**Exercise requirements**
Output a single figure: the number of lines in which the word "slip" appears.

Recorded data:
----
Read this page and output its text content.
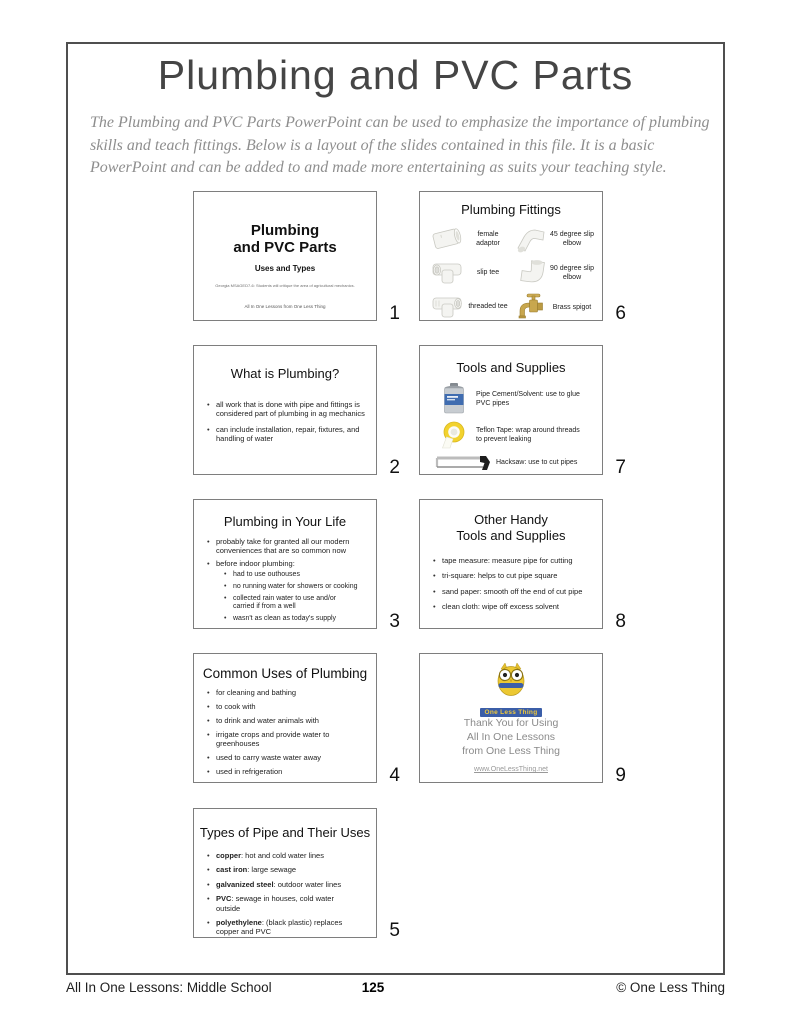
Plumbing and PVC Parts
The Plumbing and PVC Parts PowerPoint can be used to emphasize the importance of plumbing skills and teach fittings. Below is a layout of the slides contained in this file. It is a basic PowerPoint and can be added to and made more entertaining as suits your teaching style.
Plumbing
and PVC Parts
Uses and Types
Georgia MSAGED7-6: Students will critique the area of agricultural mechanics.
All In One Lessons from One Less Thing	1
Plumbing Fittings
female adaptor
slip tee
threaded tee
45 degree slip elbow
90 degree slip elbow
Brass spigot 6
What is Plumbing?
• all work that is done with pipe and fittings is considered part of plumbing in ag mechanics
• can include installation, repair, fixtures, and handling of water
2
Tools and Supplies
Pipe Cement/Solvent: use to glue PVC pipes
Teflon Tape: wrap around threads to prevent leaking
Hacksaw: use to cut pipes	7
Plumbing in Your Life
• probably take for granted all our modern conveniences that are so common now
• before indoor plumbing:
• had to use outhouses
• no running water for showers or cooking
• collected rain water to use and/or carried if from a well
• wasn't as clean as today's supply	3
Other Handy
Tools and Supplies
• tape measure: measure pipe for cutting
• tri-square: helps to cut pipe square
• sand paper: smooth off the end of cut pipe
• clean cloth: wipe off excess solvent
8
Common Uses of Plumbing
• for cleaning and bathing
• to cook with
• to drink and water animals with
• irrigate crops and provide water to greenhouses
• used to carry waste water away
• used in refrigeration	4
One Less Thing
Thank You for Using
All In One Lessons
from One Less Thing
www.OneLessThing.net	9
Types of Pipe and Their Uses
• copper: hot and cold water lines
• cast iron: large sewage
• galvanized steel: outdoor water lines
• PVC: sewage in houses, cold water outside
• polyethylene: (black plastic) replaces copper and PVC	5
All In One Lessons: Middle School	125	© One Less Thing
----
**Output below**
3